┌─ SUPPLIED ENTRIES

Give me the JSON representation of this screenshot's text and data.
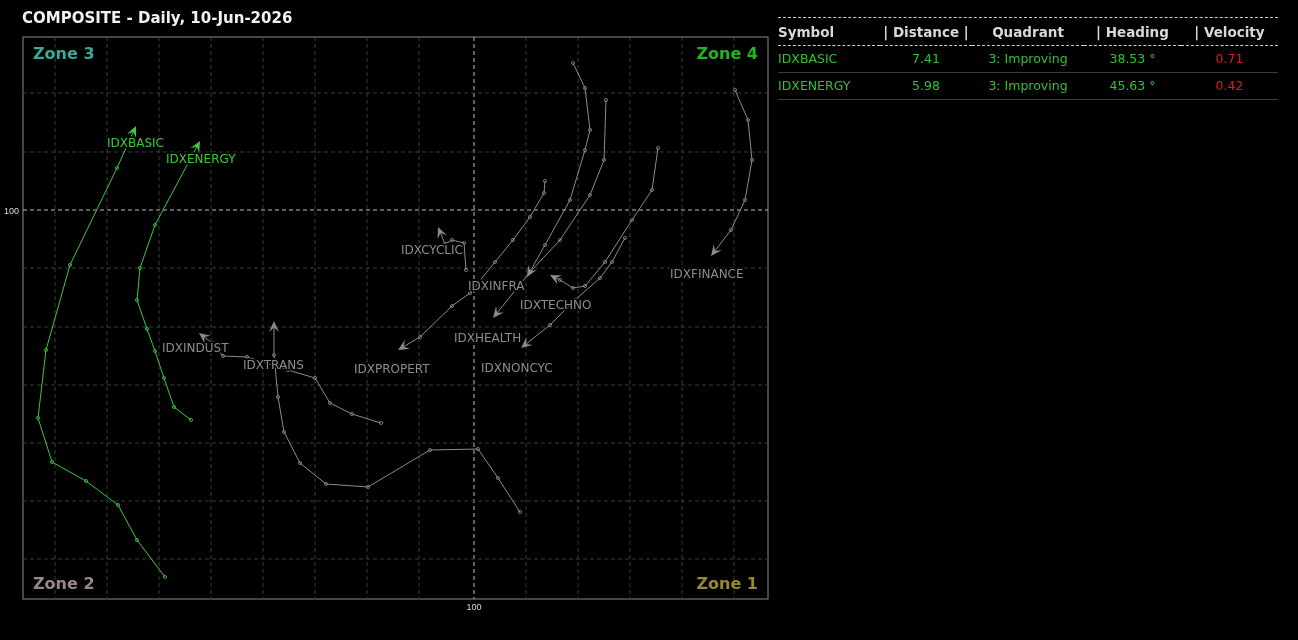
{
  "title": "COMPOSITE - Daily, 10-Jun-2026",
  "chart": {
    "y_axis_label": "100",
    "x_axis_label": "100",
    "zones": [
      {
        "label": "Zone 3",
        "color": "#3aa89a"
      },
      {
        "label": "Zone 4",
        "color": "#22b422"
      },
      {
        "label": "Zone 2",
        "color": "#9a8686"
      },
      {
        "label": "Zone 1",
        "color": "#968a2e"
      }
    ],
    "sectors": [
      {
        "label": "IDXBASIC",
        "color": "#3ec83e"
      },
      {
        "label": "IDXENERGY",
        "color": "#3ec83e"
      },
      {
        "label": "IDXCYCLIC",
        "color": "#8c8c8c"
      },
      {
        "label": "IDXFINANCE",
        "color": "#8c8c8c"
      },
      {
        "label": "IDXINFRA",
        "color": "#8c8c8c"
      },
      {
        "label": "IDXTECHNO",
        "color": "#8c8c8c"
      },
      {
        "label": "IDXHEALTH",
        "color": "#8c8c8c"
      },
      {
        "label": "IDXINDUST",
        "color": "#8c8c8c"
      },
      {
        "label": "IDXTRANS",
        "color": "#8c8c8c"
      },
      {
        "label": "IDXPROPERT",
        "color": "#8c8c8c"
      },
      {
        "label": "IDXNONCYC",
        "color": "#8c8c8c"
      }
    ]
  },
  "table": {
    "columns": [
      "Symbol",
      "| Distance |",
      "Quadrant",
      "| Heading",
      "| Velocity"
    ],
    "rows": [
      {
        "symbol": "IDXBASIC",
        "distance": "7.41",
        "quadrant": "3: Improving",
        "heading": "38.53 °",
        "velocity": "0.71"
      },
      {
        "symbol": "IDXENERGY",
        "distance": "5.98",
        "quadrant": "3: Improving",
        "heading": "45.63 °",
        "velocity": "0.42"
      }
    ]
  }
}
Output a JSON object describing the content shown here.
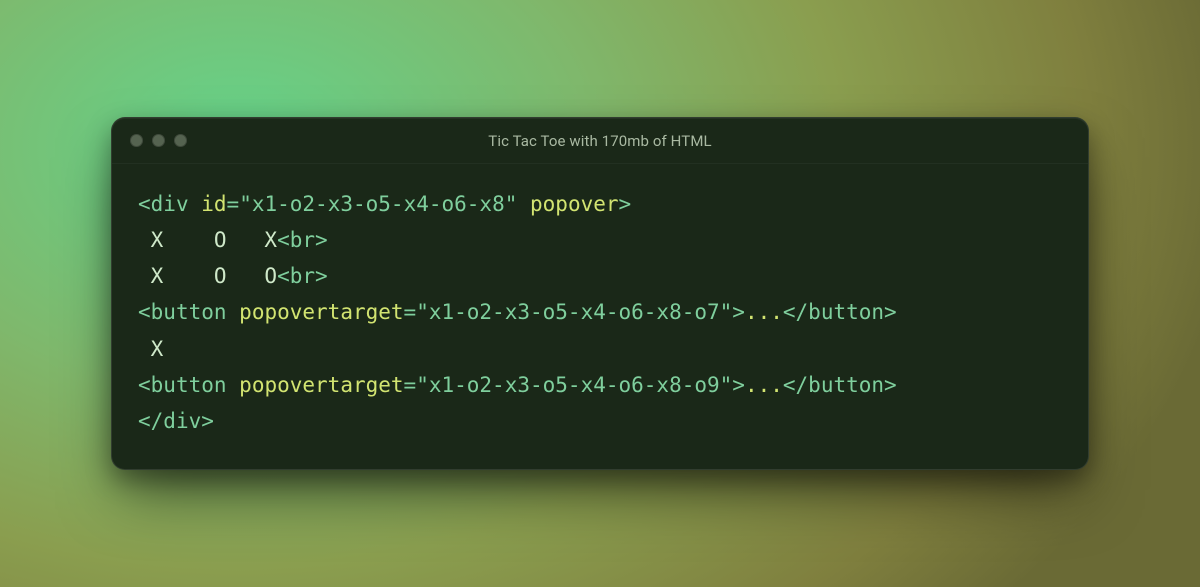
{
  "window": {
    "title": "Tic Tac Toe with 170mb of HTML"
  },
  "code": {
    "lines": [
      [
        {
          "cls": "t-punct",
          "text": "<"
        },
        {
          "cls": "t-tag",
          "text": "div"
        },
        {
          "cls": "t-plain",
          "text": " "
        },
        {
          "cls": "t-attr",
          "text": "id"
        },
        {
          "cls": "t-punct",
          "text": "="
        },
        {
          "cls": "t-str",
          "text": "\"x1-o2-x3-o5-x4-o6-x8\""
        },
        {
          "cls": "t-plain",
          "text": " "
        },
        {
          "cls": "t-attr",
          "text": "popover"
        },
        {
          "cls": "t-punct",
          "text": ">"
        }
      ],
      [
        {
          "cls": "t-plain",
          "text": " X    O   X"
        },
        {
          "cls": "t-punct",
          "text": "<"
        },
        {
          "cls": "t-tag",
          "text": "br"
        },
        {
          "cls": "t-punct",
          "text": ">"
        }
      ],
      [
        {
          "cls": "t-plain",
          "text": " X    O   O"
        },
        {
          "cls": "t-punct",
          "text": "<"
        },
        {
          "cls": "t-tag",
          "text": "br"
        },
        {
          "cls": "t-punct",
          "text": ">"
        }
      ],
      [
        {
          "cls": "t-punct",
          "text": "<"
        },
        {
          "cls": "t-tag",
          "text": "button"
        },
        {
          "cls": "t-plain",
          "text": " "
        },
        {
          "cls": "t-attr",
          "text": "popovertarget"
        },
        {
          "cls": "t-punct",
          "text": "="
        },
        {
          "cls": "t-str",
          "text": "\"x1-o2-x3-o5-x4-o6-x8-o7\""
        },
        {
          "cls": "t-punct",
          "text": ">"
        },
        {
          "cls": "t-content",
          "text": "..."
        },
        {
          "cls": "t-punct",
          "text": "</"
        },
        {
          "cls": "t-tag",
          "text": "button"
        },
        {
          "cls": "t-punct",
          "text": ">"
        }
      ],
      [
        {
          "cls": "t-plain",
          "text": " X"
        }
      ],
      [
        {
          "cls": "t-punct",
          "text": "<"
        },
        {
          "cls": "t-tag",
          "text": "button"
        },
        {
          "cls": "t-plain",
          "text": " "
        },
        {
          "cls": "t-attr",
          "text": "popovertarget"
        },
        {
          "cls": "t-punct",
          "text": "="
        },
        {
          "cls": "t-str",
          "text": "\"x1-o2-x3-o5-x4-o6-x8-o9\""
        },
        {
          "cls": "t-punct",
          "text": ">"
        },
        {
          "cls": "t-content",
          "text": "..."
        },
        {
          "cls": "t-punct",
          "text": "</"
        },
        {
          "cls": "t-tag",
          "text": "button"
        },
        {
          "cls": "t-punct",
          "text": ">"
        }
      ],
      [
        {
          "cls": "t-punct",
          "text": "</"
        },
        {
          "cls": "t-tag",
          "text": "div"
        },
        {
          "cls": "t-punct",
          "text": ">"
        }
      ]
    ]
  }
}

└─

- THE PROBLEM -
Extract each line holding the string "title".

- FULL ANSWER -
  "title": "COMPOSITE - Daily, 10-Jun-2026",
    "title": "Tic Tac Toe with 170mb of HTML"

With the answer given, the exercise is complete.